--- Start Provided data ---

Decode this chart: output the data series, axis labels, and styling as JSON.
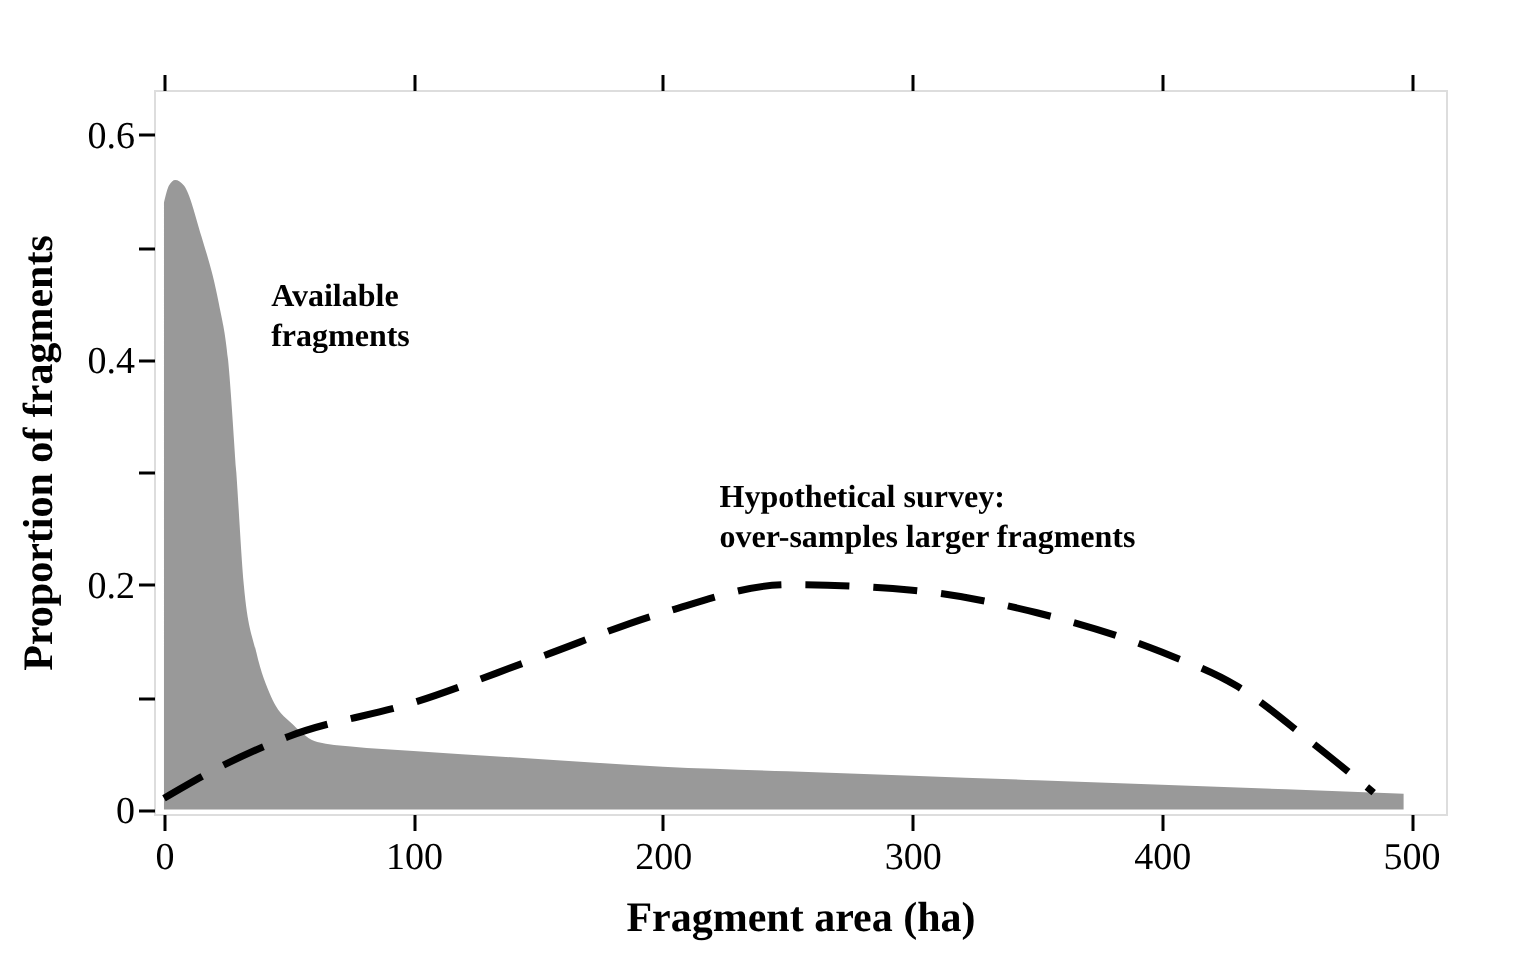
{
  "chart_data": {
    "type": "area",
    "xlabel": "Fragment area (ha)",
    "ylabel": "Proportion of fragments",
    "xlim": [
      -4,
      514
    ],
    "ylim": [
      -0.004,
      0.64
    ],
    "xticks": [
      0,
      100,
      200,
      300,
      400,
      500
    ],
    "yticks": [
      0,
      {
        "value": 0.1,
        "label": null
      },
      0.2,
      {
        "value": 0.3,
        "label": null
      },
      0.4,
      {
        "value": 0.5,
        "label": null
      },
      0.6
    ],
    "grid": false,
    "series": [
      {
        "name": "Available\nfragments",
        "color": "#999999",
        "x": [
          0,
          2,
          4.5,
          8,
          15,
          22,
          25.7,
          29,
          32,
          37,
          43,
          52,
          61.5,
          75,
          100,
          150,
          200,
          250,
          300,
          350,
          400,
          450,
          497
        ],
        "values": [
          0.54,
          0.555,
          0.56,
          0.555,
          0.51,
          0.45,
          0.4,
          0.3,
          0.2,
          0.14,
          0.1,
          0.075,
          0.06,
          0.056,
          0.052,
          0.045,
          0.038,
          0.034,
          0.03,
          0.026,
          0.022,
          0.018,
          0.014
        ]
      },
      {
        "name": "Hypothetical survey:\nover-samples larger fragments",
        "type": "line",
        "line_style": "dashed",
        "color": "#000000",
        "x": [
          0,
          20,
          50,
          100,
          150,
          200,
          250,
          300,
          350,
          400,
          430,
          460,
          485
        ],
        "values": [
          0.01,
          0.035,
          0.065,
          0.095,
          0.135,
          0.175,
          0.2,
          0.195,
          0.175,
          0.14,
          0.11,
          0.06,
          0.015
        ]
      }
    ]
  }
}
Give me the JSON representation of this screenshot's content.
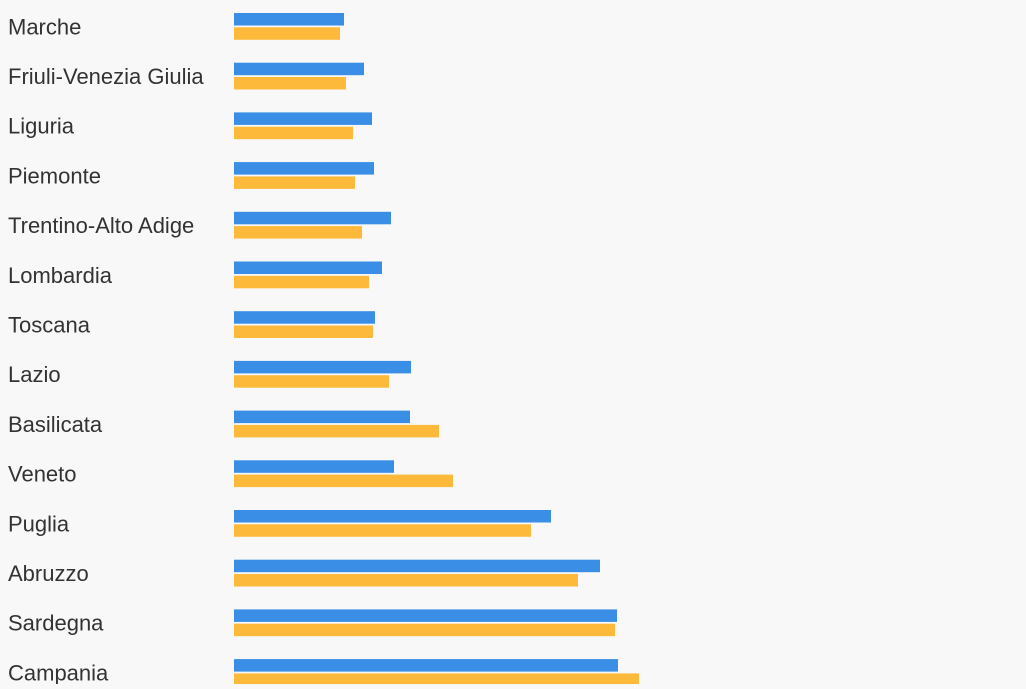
{
  "chart_data": {
    "type": "bar",
    "orientation": "horizontal",
    "grid": false,
    "legend": "none",
    "categories": [
      "Marche",
      "Friuli-Venezia Giulia",
      "Liguria",
      "Piemonte",
      "Trentino-Alto Adige",
      "Lombardia",
      "Toscana",
      "Lazio",
      "Basilicata",
      "Veneto",
      "Puglia",
      "Abruzzo",
      "Sardegna",
      "Campania"
    ],
    "series": [
      {
        "color": "#3a8ee6",
        "values": [
          110,
          130,
          138,
          140,
          157,
          148,
          141,
          177,
          176,
          160,
          317,
          366,
          383,
          384
        ]
      },
      {
        "color": "#fdb93a",
        "values": [
          106,
          112,
          119,
          121,
          128,
          135,
          139,
          155,
          205,
          219,
          297,
          344,
          381,
          405
        ]
      }
    ],
    "xlim": [
      0,
      800
    ]
  }
}
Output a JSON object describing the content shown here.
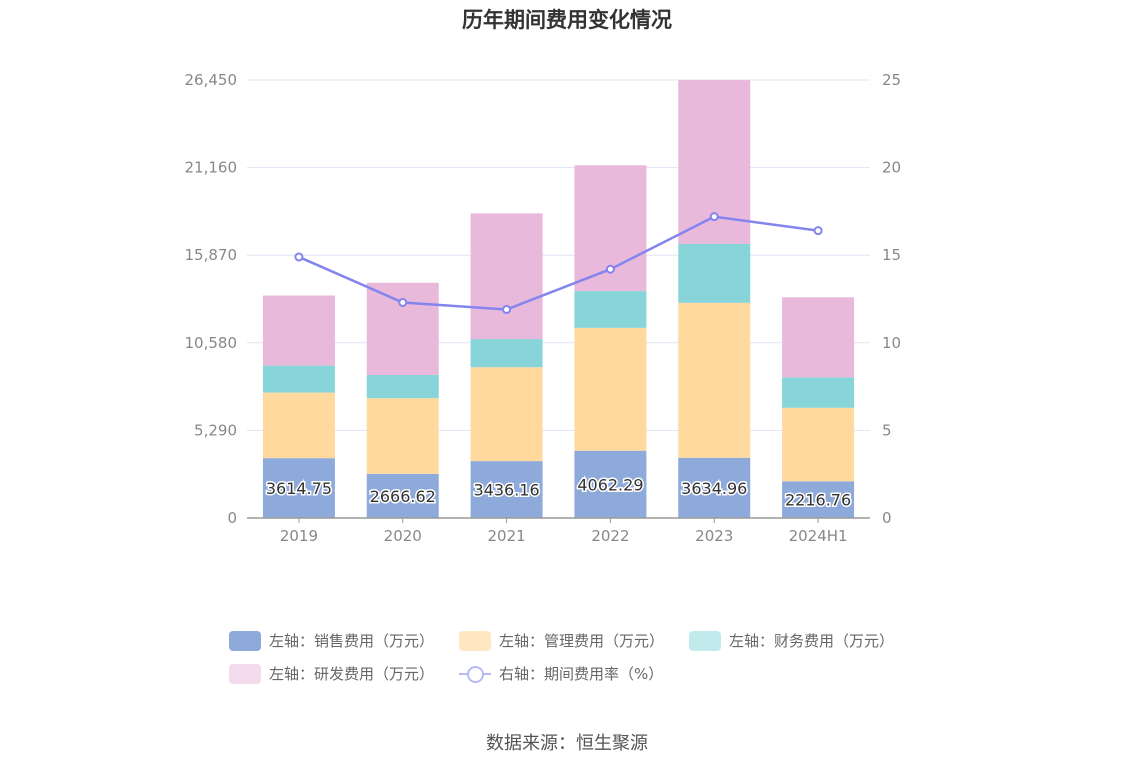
{
  "chart_data": {
    "type": "bar",
    "title": "历年期间费用变化情况",
    "categories": [
      "2019",
      "2020",
      "2021",
      "2022",
      "2023",
      "2024H1"
    ],
    "series": [
      {
        "name": "左轴：销售费用（万元）",
        "axis": "left",
        "color": "#8eaadb",
        "values": [
          3614.75,
          2666.62,
          3436.16,
          4062.29,
          3634.96,
          2216.76
        ]
      },
      {
        "name": "左轴：管理费用（万元）",
        "axis": "left",
        "color": "#ffd99e",
        "values": [
          3960,
          4570,
          5670,
          7420,
          9360,
          4440
        ]
      },
      {
        "name": "左轴：财务费用（万元）",
        "axis": "left",
        "color": "#87d5d9",
        "values": [
          1630,
          1400,
          1700,
          2220,
          3560,
          1840
        ]
      },
      {
        "name": "左轴：研发费用（万元）",
        "axis": "left",
        "color": "#e8b9db",
        "values": [
          4230,
          5570,
          7590,
          7600,
          9890,
          4830
        ]
      },
      {
        "name": "右轴：期间费用率（%）",
        "axis": "right",
        "type": "line",
        "color": "#8484ee",
        "values": [
          14.9,
          12.3,
          11.9,
          14.2,
          17.2,
          16.4
        ]
      }
    ],
    "left_axis": {
      "min": 0,
      "max": 26450,
      "ticks": [
        "0",
        "5,290",
        "10,580",
        "15,870",
        "21,160",
        "26,450"
      ]
    },
    "right_axis": {
      "min": 0,
      "max": 25,
      "ticks": [
        "0",
        "5",
        "10",
        "15",
        "20",
        "25"
      ]
    },
    "bar_labels": [
      "3614.75",
      "2666.62",
      "3436.16",
      "4062.29",
      "3634.96",
      "2216.76"
    ],
    "legend_position": "bottom",
    "grid": true
  },
  "legend": {
    "items": [
      {
        "label": "左轴：销售费用（万元）",
        "color": "#8eaadb",
        "kind": "bar"
      },
      {
        "label": "左轴：管理费用（万元）",
        "color": "#ffe7c4",
        "kind": "bar"
      },
      {
        "label": "左轴：财务费用（万元）",
        "color": "#c1eaec",
        "kind": "bar"
      },
      {
        "label": "左轴：研发费用（万元）",
        "color": "#f3dbed",
        "kind": "bar"
      },
      {
        "label": "右轴：期间费用率（%）",
        "color": "#b9b9f5",
        "kind": "line"
      }
    ]
  },
  "source": "数据来源：恒生聚源"
}
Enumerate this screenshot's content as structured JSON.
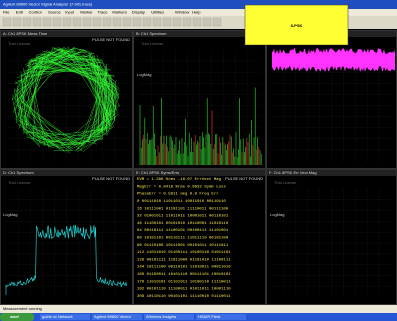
{
  "window": {
    "title": "Agilent 89600 Vector Signal Analyzer (7-bit1.trace)",
    "menu": [
      "File",
      "Edit",
      "Control",
      "Source",
      "Input",
      "Marker",
      "Trace",
      "Markers",
      "Display",
      "Utilities",
      "Window",
      "Help"
    ]
  },
  "badge": "8-PSK",
  "panels": [
    {
      "label": "A: Ch1 8PSK Meas Time",
      "status": "PULSE NOT FOUND",
      "watermark": "Trial License"
    },
    {
      "label": "B: Ch1 Spectrum",
      "status": "",
      "watermark": "Trial License"
    },
    {
      "label": "C: Ch1 Search Time",
      "status": "",
      "watermark": "Trial License"
    },
    {
      "label": "D: Ch1 Spectrum",
      "status": "PULSE NOT FOUND",
      "watermark": "Trial License"
    },
    {
      "label": "E: Ch1 8PSK Syms/Errs",
      "status": "PULSE NOT FOUND",
      "watermark": ""
    },
    {
      "label": "F: Ch1 8PSK Err Vect Mag",
      "status": "",
      "watermark": "Trial License"
    }
  ],
  "axis_labels": {
    "left_top": "LogMag",
    "left_bottom": "LogMag",
    "right_bottom": "LogMag"
  },
  "table": {
    "rows": [
      "EVM = 1.386 %rms  -18.07  ErrVect Mag",
      "MagErr = 0.8418 %rms  0.9632  Symb Loss",
      "PhaseErr = 0.5811 deg  0.0   Freq Err",
      "0 00111010 11011011 10011010 00110110",
      "16 10111001 01101101 11110011 00111100",
      "32 01001011 11011011 10001011 00110101",
      "48 11100101 00101010 10110001 11010110",
      "64 00110111 11100101 00100111 11101001",
      "80 10101101 00110111 11011110 00101100",
      "96 01110100 10111001 00101011 10111011",
      "112 11011010 01100111 10100110 01011101",
      "128 00101111 11011000 01101010 11100111",
      "144 10111100 00110101 11010011 00011010",
      "160 01100011 10101110 00111101 10010101",
      "176 11010101 01101011 10100110 11110011",
      "192 00101110 11100011 01011011 10001110",
      "208 10110110 00101101 11110010 01110011"
    ]
  },
  "status_bar": "Measurement running",
  "taskbar": {
    "start": "start",
    "items": [
      "guide.xc Network",
      "Agilent 89600 Vector",
      "Wireless Insights",
      "HS&IR Ftest"
    ]
  }
}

--- End Provided data ---

- Task requirements -
Extract the full listing above verbatim; pictures are to be left out of the copy.

- Reply -
Decode this chart: output the data series, axis labels, and styling as JSON.
{
  "chart_data": {
    "type": "area",
    "xlabel": "Fragment area (ha)",
    "ylabel": "Proportion of fragments",
    "xlim": [
      -4,
      514
    ],
    "ylim": [
      -0.004,
      0.64
    ],
    "xticks": [
      0,
      100,
      200,
      300,
      400,
      500
    ],
    "yticks": [
      0,
      {
        "value": 0.1,
        "label": null
      },
      0.2,
      {
        "value": 0.3,
        "label": null
      },
      0.4,
      {
        "value": 0.5,
        "label": null
      },
      0.6
    ],
    "grid": false,
    "series": [
      {
        "name": "Available\nfragments",
        "color": "#999999",
        "x": [
          0,
          2,
          4.5,
          8,
          15,
          22,
          25.7,
          29,
          32,
          37,
          43,
          52,
          61.5,
          75,
          100,
          150,
          200,
          250,
          300,
          350,
          400,
          450,
          497
        ],
        "values": [
          0.54,
          0.555,
          0.56,
          0.555,
          0.51,
          0.45,
          0.4,
          0.3,
          0.2,
          0.14,
          0.1,
          0.075,
          0.06,
          0.056,
          0.052,
          0.045,
          0.038,
          0.034,
          0.03,
          0.026,
          0.022,
          0.018,
          0.014
        ]
      },
      {
        "name": "Hypothetical survey:\nover-samples larger fragments",
        "type": "line",
        "line_style": "dashed",
        "color": "#000000",
        "x": [
          0,
          20,
          50,
          100,
          150,
          200,
          250,
          300,
          350,
          400,
          430,
          460,
          485
        ],
        "values": [
          0.01,
          0.035,
          0.065,
          0.095,
          0.135,
          0.175,
          0.2,
          0.195,
          0.175,
          0.14,
          0.11,
          0.06,
          0.015
        ]
      }
    ]
  }
}
Give me the JSON representation of this screenshot's content.
{
  "chart_data": {
    "type": "bar",
    "orientation": "horizontal",
    "grid": false,
    "legend": "none",
    "categories": [
      "Marche",
      "Friuli-Venezia Giulia",
      "Liguria",
      "Piemonte",
      "Trentino-Alto Adige",
      "Lombardia",
      "Toscana",
      "Lazio",
      "Basilicata",
      "Veneto",
      "Puglia",
      "Abruzzo",
      "Sardegna",
      "Campania"
    ],
    "series": [
      {
        "color": "#3a8ee6",
        "values": [
          110,
          130,
          138,
          140,
          157,
          148,
          141,
          177,
          176,
          160,
          317,
          366,
          383,
          384
        ]
      },
      {
        "color": "#fdb93a",
        "values": [
          106,
          112,
          119,
          121,
          128,
          135,
          139,
          155,
          205,
          219,
          297,
          344,
          381,
          405
        ]
      }
    ],
    "xlim": [
      0,
      800
    ]
  }
}
Output a JSON object describing the content shown here.
{
  "chart_data": {
    "type": "bar",
    "title": "历年期间费用变化情况",
    "categories": [
      "2019",
      "2020",
      "2021",
      "2022",
      "2023",
      "2024H1"
    ],
    "series": [
      {
        "name": "左轴：销售费用（万元）",
        "axis": "left",
        "color": "#8eaadb",
        "values": [
          3614.75,
          2666.62,
          3436.16,
          4062.29,
          3634.96,
          2216.76
        ]
      },
      {
        "name": "左轴：管理费用（万元）",
        "axis": "left",
        "color": "#ffd99e",
        "values": [
          3960,
          4570,
          5670,
          7420,
          9360,
          4440
        ]
      },
      {
        "name": "左轴：财务费用（万元）",
        "axis": "left",
        "color": "#87d5d9",
        "values": [
          1630,
          1400,
          1700,
          2220,
          3560,
          1840
        ]
      },
      {
        "name": "左轴：研发费用（万元）",
        "axis": "left",
        "color": "#e8b9db",
        "values": [
          4230,
          5570,
          7590,
          7600,
          9890,
          4830
        ]
      },
      {
        "name": "右轴：期间费用率（%）",
        "axis": "right",
        "type": "line",
        "color": "#8484ee",
        "values": [
          14.9,
          12.3,
          11.9,
          14.2,
          17.2,
          16.4
        ]
      }
    ],
    "left_axis": {
      "min": 0,
      "max": 26450,
      "ticks": [
        "0",
        "5,290",
        "10,580",
        "15,870",
        "21,160",
        "26,450"
      ]
    },
    "right_axis": {
      "min": 0,
      "max": 25,
      "ticks": [
        "0",
        "5",
        "10",
        "15",
        "20",
        "25"
      ]
    },
    "bar_labels": [
      "3614.75",
      "2666.62",
      "3436.16",
      "4062.29",
      "3634.96",
      "2216.76"
    ],
    "legend_position": "bottom",
    "grid": true
  },
  "legend": {
    "items": [
      {
        "label": "左轴：销售费用（万元）",
        "color": "#8eaadb",
        "kind": "bar"
      },
      {
        "label": "左轴：管理费用（万元）",
        "color": "#ffe7c4",
        "kind": "bar"
      },
      {
        "label": "左轴：财务费用（万元）",
        "color": "#c1eaec",
        "kind": "bar"
      },
      {
        "label": "左轴：研发费用（万元）",
        "color": "#f3dbed",
        "kind": "bar"
      },
      {
        "label": "右轴：期间费用率（%）",
        "color": "#b9b9f5",
        "kind": "line"
      }
    ]
  },
  "source": "数据来源：恒生聚源"
}
Enumerate this screenshot's content as structured JSON.
{
  "window": {
    "title": "Agilent 89600 Vector Signal Analyzer (7-bit1.trace)",
    "menu": [
      "File",
      "Edit",
      "Control",
      "Source",
      "Input",
      "Marker",
      "Trace",
      "Markers",
      "Display",
      "Utilities",
      "Window",
      "Help"
    ]
  },
  "badge": "8-PSK",
  "panels": [
    {
      "label": "A: Ch1 8PSK Meas Time",
      "status": "PULSE NOT FOUND",
      "watermark": "Trial License"
    },
    {
      "label": "B: Ch1 Spectrum",
      "status": "",
      "watermark": "Trial License"
    },
    {
      "label": "C: Ch1 Search Time",
      "status": "",
      "watermark": "Trial License"
    },
    {
      "label": "D: Ch1 Spectrum",
      "status": "PULSE NOT FOUND",
      "watermark": "Trial License"
    },
    {
      "label": "E: Ch1 8PSK Syms/Errs",
      "status": "PULSE NOT FOUND",
      "watermark": ""
    },
    {
      "label": "F: Ch1 8PSK Err Vect Mag",
      "status": "",
      "watermark": "Trial License"
    }
  ],
  "axis_labels": {
    "left_top": "LogMag",
    "left_bottom": "LogMag",
    "right_bottom": "LogMag"
  },
  "table": {
    "rows": [
      "EVM = 1.386 %rms  -18.07  ErrVect Mag",
      "MagErr = 0.8418 %rms  0.9632  Symb Loss",
      "PhaseErr = 0.5811 deg  0.0   Freq Err",
      "0 00111010 11011011 10011010 00110110",
      "16 10111001 01101101 11110011 00111100",
      "32 01001011 11011011 10001011 00110101",
      "48 11100101 00101010 10110001 11010110",
      "64 00110111 11100101 00100111 11101001",
      "80 10101101 00110111 11011110 00101100",
      "96 01110100 10111001 00101011 10111011",
      "112 11011010 01100111 10100110 01011101",
      "128 00101111 11011000 01101010 11100111",
      "144 10111100 00110101 11010011 00011010",
      "160 01100011 10101110 00111101 10010101",
      "176 11010101 01101011 10100110 11110011",
      "192 00101110 11100011 01011011 10001110",
      "208 10110110 00101101 11110010 01110011"
    ]
  },
  "status_bar": "Measurement running",
  "taskbar": {
    "start": "start",
    "items": [
      "guide.xc Network",
      "Agilent 89600 Vector",
      "Wireless Insights",
      "HS&IR Ftest"
    ]
  }
}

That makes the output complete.